What this task involves >> Everything from the line holding "Convert this document image to plain text." to the end of the listing below should be copied exactly, line for line, minus the pictures.

Entries supplied >>
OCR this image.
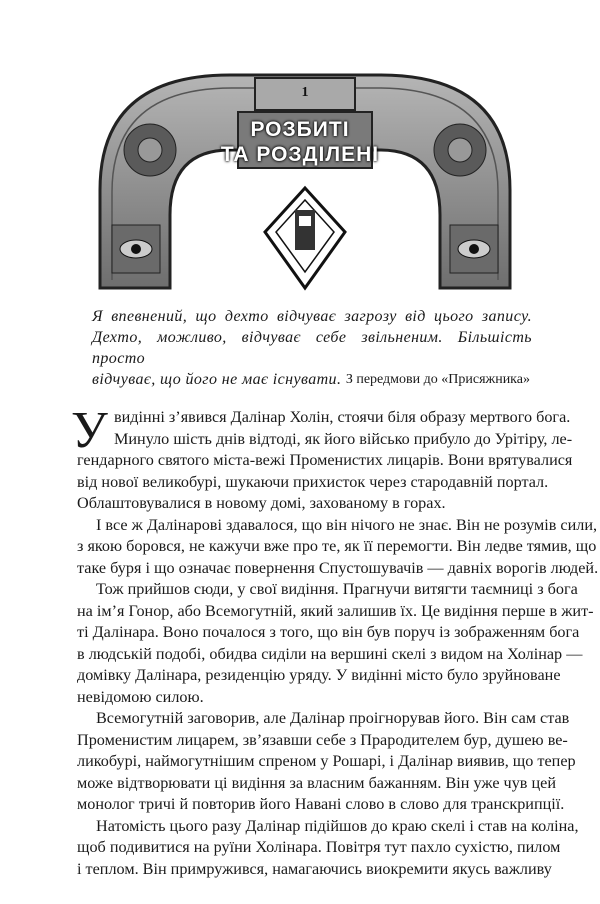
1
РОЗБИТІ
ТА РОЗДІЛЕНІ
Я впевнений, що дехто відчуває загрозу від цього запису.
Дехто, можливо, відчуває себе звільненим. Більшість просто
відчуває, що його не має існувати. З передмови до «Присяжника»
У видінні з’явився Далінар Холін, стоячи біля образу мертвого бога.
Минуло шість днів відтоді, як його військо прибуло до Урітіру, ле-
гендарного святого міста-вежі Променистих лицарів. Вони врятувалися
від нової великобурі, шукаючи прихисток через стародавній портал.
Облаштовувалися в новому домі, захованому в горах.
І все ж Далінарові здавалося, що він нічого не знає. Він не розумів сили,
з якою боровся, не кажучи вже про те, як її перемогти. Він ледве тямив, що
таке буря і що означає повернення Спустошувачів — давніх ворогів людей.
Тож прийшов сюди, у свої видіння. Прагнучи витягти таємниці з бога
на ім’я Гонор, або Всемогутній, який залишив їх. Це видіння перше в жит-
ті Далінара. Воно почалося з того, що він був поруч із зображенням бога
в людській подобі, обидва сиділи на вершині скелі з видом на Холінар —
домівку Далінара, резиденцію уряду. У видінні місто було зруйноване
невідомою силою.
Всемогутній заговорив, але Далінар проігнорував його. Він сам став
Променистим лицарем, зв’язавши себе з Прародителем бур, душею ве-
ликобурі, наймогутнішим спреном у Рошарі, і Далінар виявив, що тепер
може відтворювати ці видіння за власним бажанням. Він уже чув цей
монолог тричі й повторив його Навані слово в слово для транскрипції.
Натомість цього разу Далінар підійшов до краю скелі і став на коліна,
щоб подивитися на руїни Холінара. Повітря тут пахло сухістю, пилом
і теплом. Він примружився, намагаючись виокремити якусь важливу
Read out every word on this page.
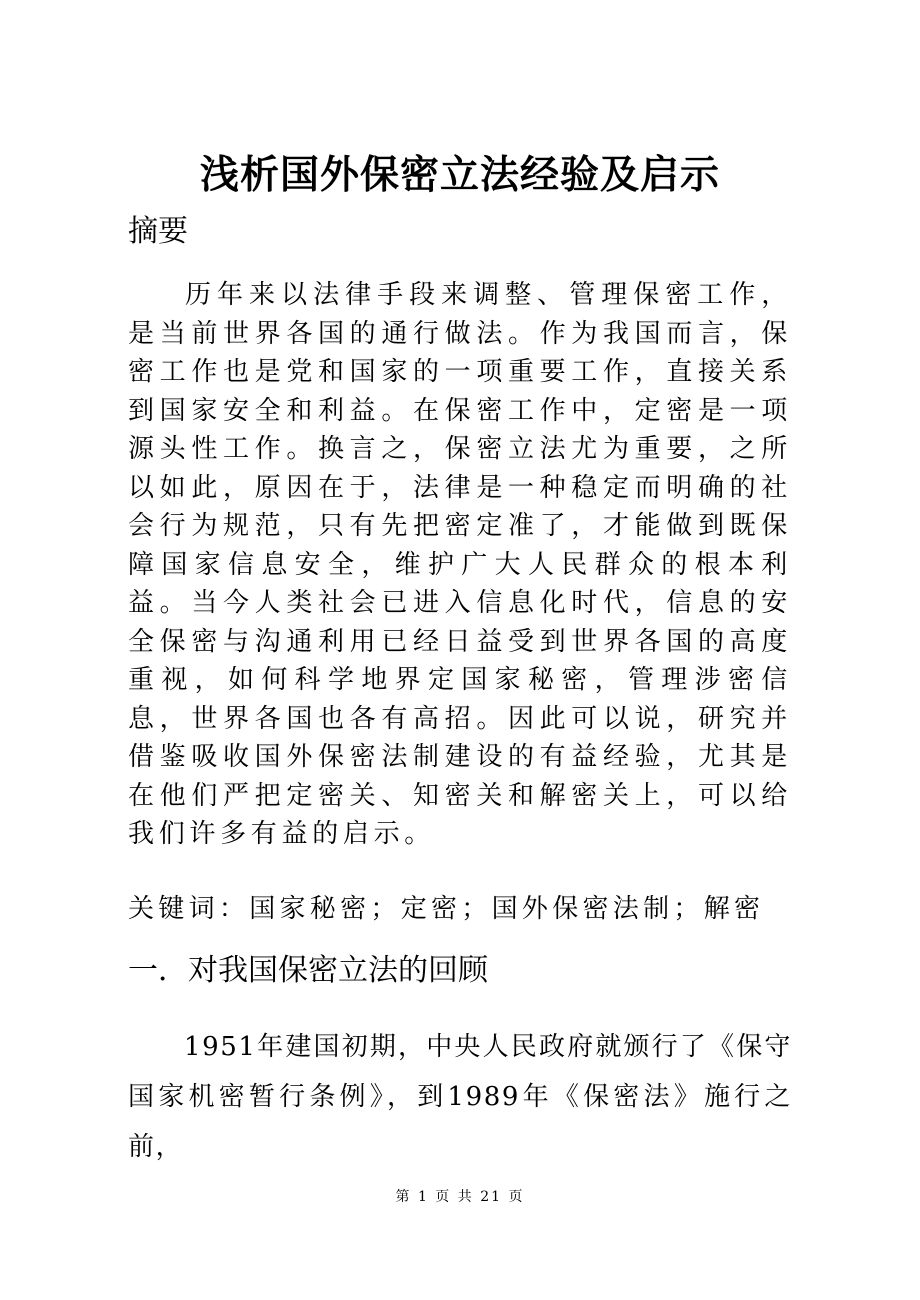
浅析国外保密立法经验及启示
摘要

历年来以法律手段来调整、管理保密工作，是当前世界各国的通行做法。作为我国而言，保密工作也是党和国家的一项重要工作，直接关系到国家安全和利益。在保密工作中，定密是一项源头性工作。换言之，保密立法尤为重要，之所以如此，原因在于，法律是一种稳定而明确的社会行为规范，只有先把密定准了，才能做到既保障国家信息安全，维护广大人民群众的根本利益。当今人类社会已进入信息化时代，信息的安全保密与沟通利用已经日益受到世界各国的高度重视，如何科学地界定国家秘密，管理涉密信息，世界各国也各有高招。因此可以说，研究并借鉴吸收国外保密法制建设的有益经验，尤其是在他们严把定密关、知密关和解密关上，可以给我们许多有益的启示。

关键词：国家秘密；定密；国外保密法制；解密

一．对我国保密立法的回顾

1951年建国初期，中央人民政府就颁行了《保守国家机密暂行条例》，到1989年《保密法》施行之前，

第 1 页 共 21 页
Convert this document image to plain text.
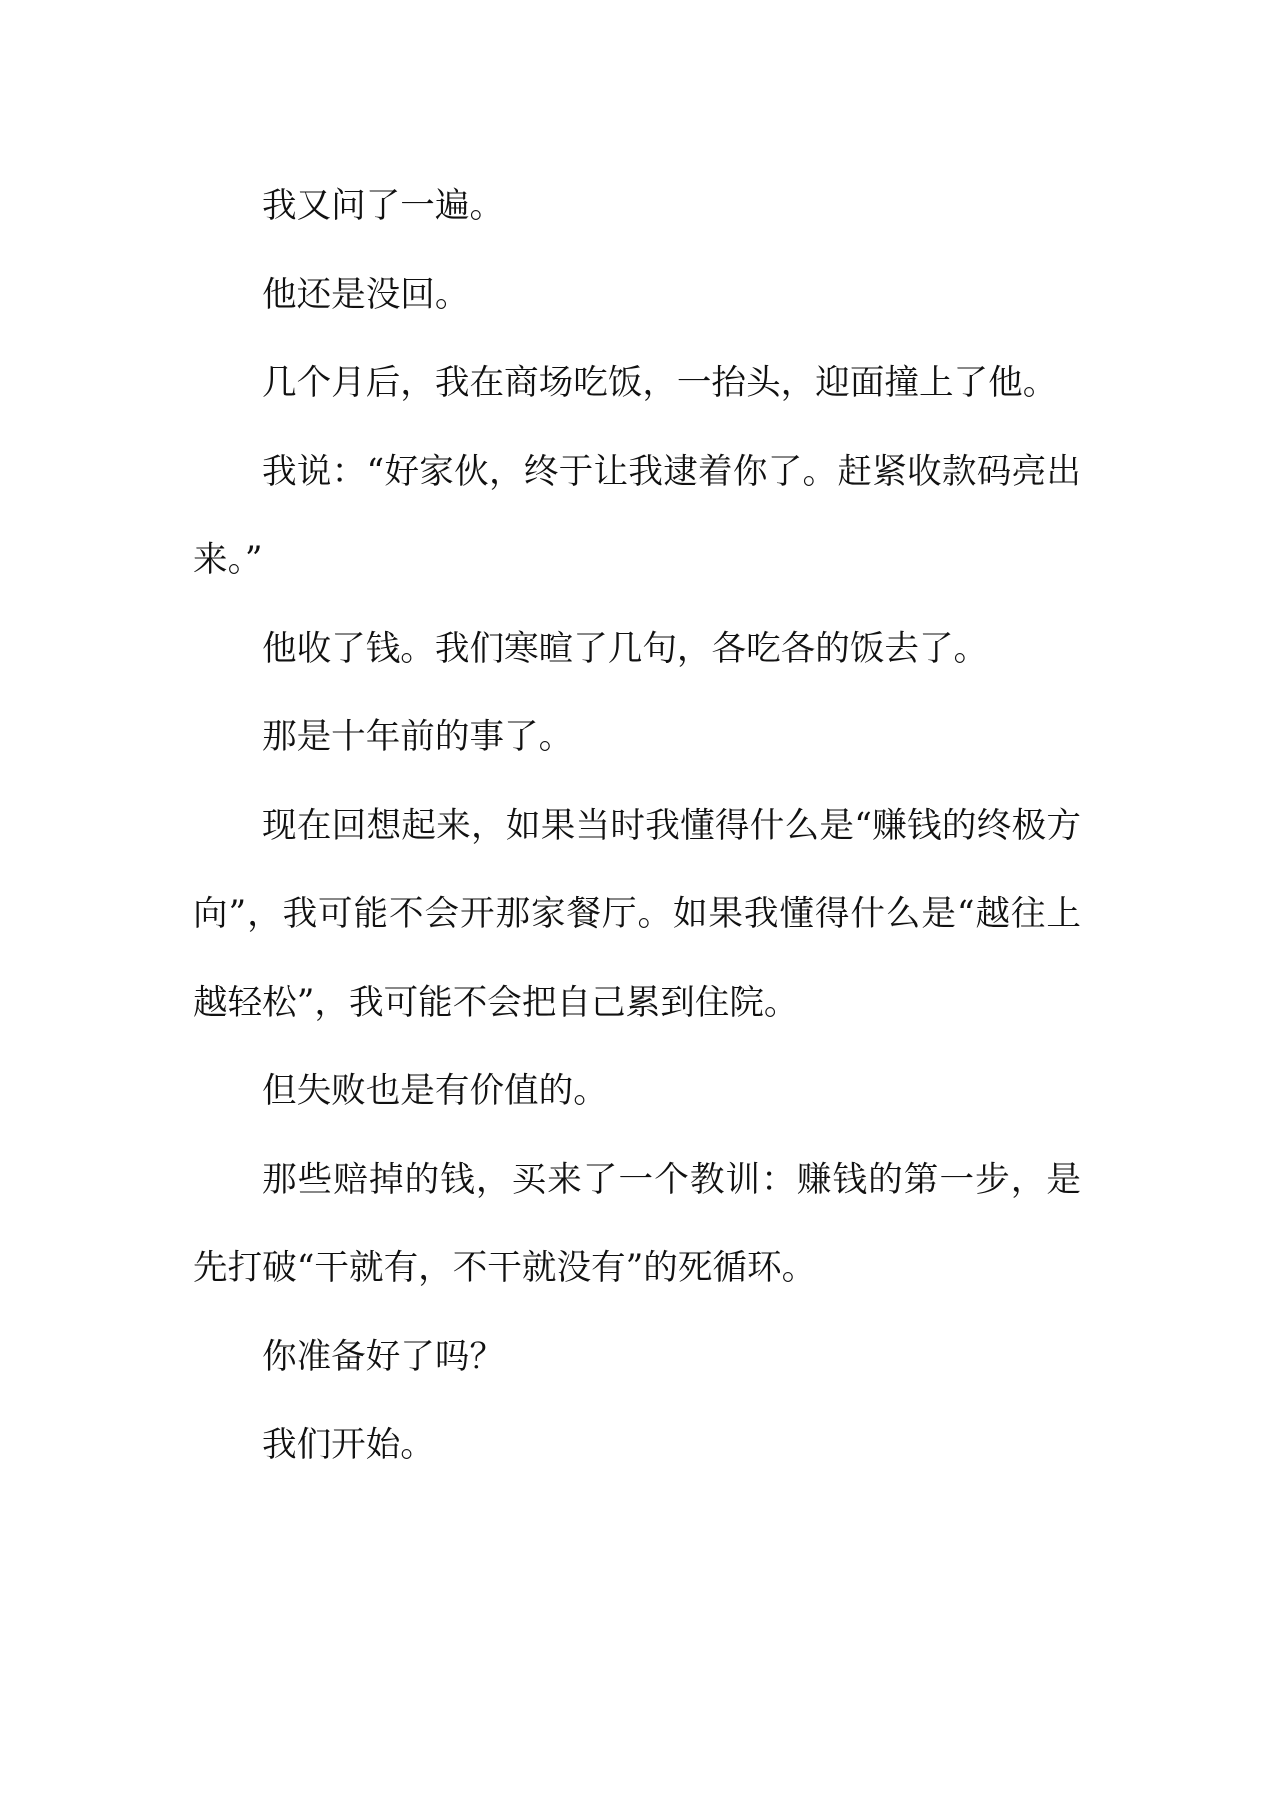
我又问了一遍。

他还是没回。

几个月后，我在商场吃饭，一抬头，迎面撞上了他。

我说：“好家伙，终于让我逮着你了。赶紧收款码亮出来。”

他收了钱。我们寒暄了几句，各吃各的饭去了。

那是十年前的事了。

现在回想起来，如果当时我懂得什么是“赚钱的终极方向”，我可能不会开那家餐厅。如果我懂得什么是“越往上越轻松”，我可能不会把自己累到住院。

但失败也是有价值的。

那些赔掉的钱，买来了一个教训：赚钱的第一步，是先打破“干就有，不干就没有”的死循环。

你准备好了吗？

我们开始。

Output of the task >>
Convert this document image to plain text.
我又问了一遍。

他还是没回。

几个月后，我在商场吃饭，一抬头，迎面撞上了他。

我说：“好家伙，终于让我逮着你了。赶紧收款码亮出来。”

他收了钱。我们寒暄了几句，各吃各的饭去了。

那是十年前的事了。

现在回想起来，如果当时我懂得什么是“赚钱的终极方向”，我可能不会开那家餐厅。如果我懂得什么是“越往上越轻松”，我可能不会把自己累到住院。

但失败也是有价值的。

那些赔掉的钱，买来了一个教训：赚钱的第一步，是先打破“干就有，不干就没有”的死循环。

你准备好了吗？

我们开始。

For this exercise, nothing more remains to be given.